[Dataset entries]
## BEGIN

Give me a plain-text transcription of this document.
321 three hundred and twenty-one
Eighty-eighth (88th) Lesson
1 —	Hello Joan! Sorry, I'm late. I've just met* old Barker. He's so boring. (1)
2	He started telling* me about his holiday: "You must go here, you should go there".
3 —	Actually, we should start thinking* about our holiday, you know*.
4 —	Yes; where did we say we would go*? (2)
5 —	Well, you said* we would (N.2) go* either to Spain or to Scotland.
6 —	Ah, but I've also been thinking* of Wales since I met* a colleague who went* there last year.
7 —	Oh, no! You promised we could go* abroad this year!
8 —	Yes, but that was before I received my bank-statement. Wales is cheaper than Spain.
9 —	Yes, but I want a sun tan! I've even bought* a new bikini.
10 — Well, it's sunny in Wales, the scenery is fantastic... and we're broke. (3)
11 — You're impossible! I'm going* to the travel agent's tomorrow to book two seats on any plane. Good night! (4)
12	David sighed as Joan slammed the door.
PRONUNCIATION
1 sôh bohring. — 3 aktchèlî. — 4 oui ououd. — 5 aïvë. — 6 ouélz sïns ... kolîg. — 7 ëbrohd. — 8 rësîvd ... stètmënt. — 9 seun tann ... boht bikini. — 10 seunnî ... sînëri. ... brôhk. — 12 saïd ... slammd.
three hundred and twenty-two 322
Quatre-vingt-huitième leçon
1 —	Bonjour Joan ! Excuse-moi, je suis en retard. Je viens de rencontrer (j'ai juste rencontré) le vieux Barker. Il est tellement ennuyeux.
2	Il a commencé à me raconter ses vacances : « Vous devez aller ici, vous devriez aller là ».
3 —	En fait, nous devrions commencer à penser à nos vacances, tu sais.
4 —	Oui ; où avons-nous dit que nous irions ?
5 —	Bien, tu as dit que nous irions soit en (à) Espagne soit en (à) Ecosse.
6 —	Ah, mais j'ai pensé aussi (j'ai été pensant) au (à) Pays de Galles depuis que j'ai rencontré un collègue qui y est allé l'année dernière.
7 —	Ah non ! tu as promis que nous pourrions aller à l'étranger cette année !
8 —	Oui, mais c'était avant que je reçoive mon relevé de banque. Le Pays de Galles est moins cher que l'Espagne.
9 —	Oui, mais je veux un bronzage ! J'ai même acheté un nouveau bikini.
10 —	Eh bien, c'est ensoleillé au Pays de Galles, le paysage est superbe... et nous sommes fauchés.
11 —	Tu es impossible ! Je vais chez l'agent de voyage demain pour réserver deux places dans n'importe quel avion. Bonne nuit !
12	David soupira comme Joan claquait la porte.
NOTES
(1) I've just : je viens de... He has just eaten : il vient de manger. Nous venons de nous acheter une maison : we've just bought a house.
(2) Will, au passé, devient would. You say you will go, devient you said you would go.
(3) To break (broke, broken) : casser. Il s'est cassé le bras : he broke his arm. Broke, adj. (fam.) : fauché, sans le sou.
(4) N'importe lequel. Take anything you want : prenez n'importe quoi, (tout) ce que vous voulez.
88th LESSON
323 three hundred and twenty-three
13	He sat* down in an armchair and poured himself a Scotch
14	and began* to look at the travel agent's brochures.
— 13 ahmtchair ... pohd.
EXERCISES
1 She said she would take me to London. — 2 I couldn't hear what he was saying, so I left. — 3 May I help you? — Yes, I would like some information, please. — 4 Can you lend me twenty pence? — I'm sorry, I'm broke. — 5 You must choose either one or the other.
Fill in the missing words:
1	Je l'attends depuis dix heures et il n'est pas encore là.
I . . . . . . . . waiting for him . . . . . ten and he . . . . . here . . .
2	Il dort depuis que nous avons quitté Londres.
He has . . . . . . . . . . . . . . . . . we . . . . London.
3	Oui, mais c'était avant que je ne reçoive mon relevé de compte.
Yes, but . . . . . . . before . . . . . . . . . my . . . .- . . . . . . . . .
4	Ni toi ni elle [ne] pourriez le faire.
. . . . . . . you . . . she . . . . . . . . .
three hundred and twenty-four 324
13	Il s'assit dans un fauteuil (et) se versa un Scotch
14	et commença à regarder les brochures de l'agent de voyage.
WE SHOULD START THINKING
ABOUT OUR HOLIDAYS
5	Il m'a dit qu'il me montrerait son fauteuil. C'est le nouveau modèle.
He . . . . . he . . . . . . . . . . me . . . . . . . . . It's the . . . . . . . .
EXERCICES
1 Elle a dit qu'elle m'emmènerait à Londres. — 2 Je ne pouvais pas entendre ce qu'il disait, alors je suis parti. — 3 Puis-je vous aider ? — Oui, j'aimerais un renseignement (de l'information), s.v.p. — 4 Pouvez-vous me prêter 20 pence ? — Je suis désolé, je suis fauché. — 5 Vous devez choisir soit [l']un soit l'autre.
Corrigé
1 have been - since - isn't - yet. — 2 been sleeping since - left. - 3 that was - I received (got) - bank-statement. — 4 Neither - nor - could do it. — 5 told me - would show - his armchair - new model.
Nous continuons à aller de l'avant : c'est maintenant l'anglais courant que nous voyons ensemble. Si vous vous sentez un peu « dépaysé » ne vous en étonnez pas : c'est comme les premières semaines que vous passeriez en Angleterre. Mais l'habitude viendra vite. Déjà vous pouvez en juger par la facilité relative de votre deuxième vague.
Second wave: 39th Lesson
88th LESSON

## END

● **Given exercise**: Go through the data and count each line that has the word "Well", then give the total alone.

● **Output**: 2